C’est une guerre civile qui guette le monde du bitcoin. Le cœur du conflit? Avec l’utilisation grandissante de la cryptomonnaie, les transactions sont devenues plus lentes. Trop lentes. «Le bitcoin est fondé sur un algorithme sur lequel travaillent des développeurs en permanence pour l’améliorer. Le groupe propose régulièrement des mises à jour qui sont acceptées par la communauté», explique Antoine Verdon, entrepreneur et investisseur, spécialiste des technologiques financières (fintech). 

Or la dernière amélioration en date ne fait pas l’unanimité. Jusqu’ici, les transactions sont vérifiées par des «mineurs» et sont inscrites dans des blocs qui s’ajoutent à la blockchain. La lenteur vient de l’accroissement des échanges, qui saturent les blocs. D’un côté, les développeurs ont donc proposé un système, appelé SegWit2x, qui pourrait fluidifier le système et proposant une «surcouche» à ces blocs. Elle accueillerait toutes les transactions de moyenne importance, ne gardant pour les blocs que la dernière transaction ou celles qui nécessite une plus grande sécurité.

• **EXTRAIT DES DONNÉES**
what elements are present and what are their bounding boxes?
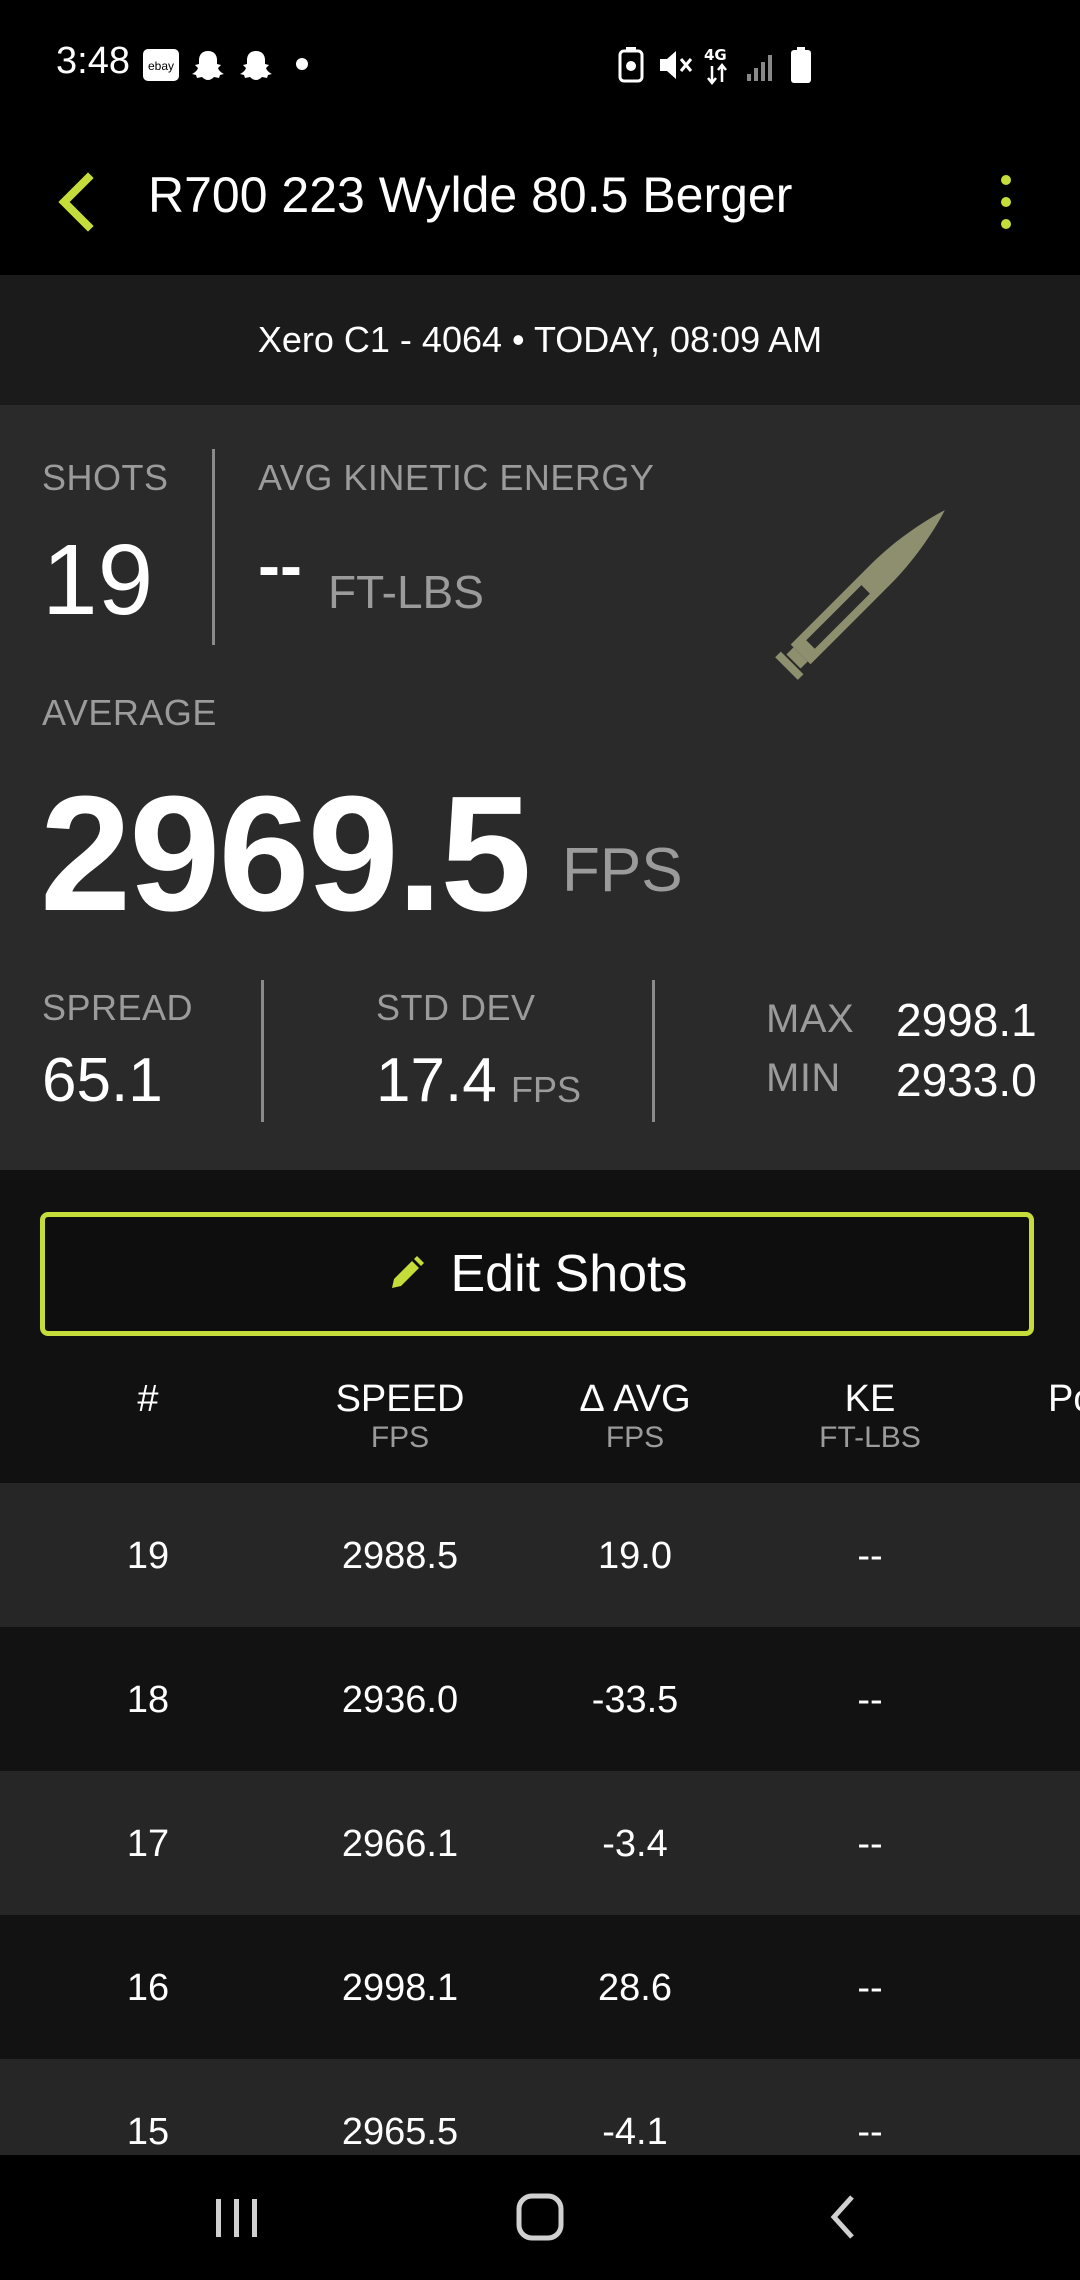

• **À FAIRE**
(1) Dans l'extrait sur le bitcoin, relevez toutes les qualités que le texte attribue à Antoine Verdon.
(2) Recopiez le passage de l'extrait sur le bitcoin qui commence par « Or la dernière » et se poursuit jusqu'à « plus grande sécurité. ».

• **CORRIGÉ**
(1) Entrepreneur ; investisseur ; spécialiste des technologiques financières (fintech).

(2)
Or la dernière amélioration en date ne fait pas l’unanimité. Jusqu’ici, les transactions sont vérifiées par des «mineurs» et sont inscrites dans des blocs qui s’ajoutent à la blockchain. La lenteur vient de l’accroissement des échanges, qui saturent les blocs. D’un côté, les développeurs ont donc proposé un système, appelé SegWit2x, qui pourrait fluidifier le système et proposant une «surcouche» à ces blocs. Elle accueillerait toutes les transactions de moyenne importance, ne gardant pour les blocs que la dernière transaction ou celles qui nécessite une plus grande sécurité.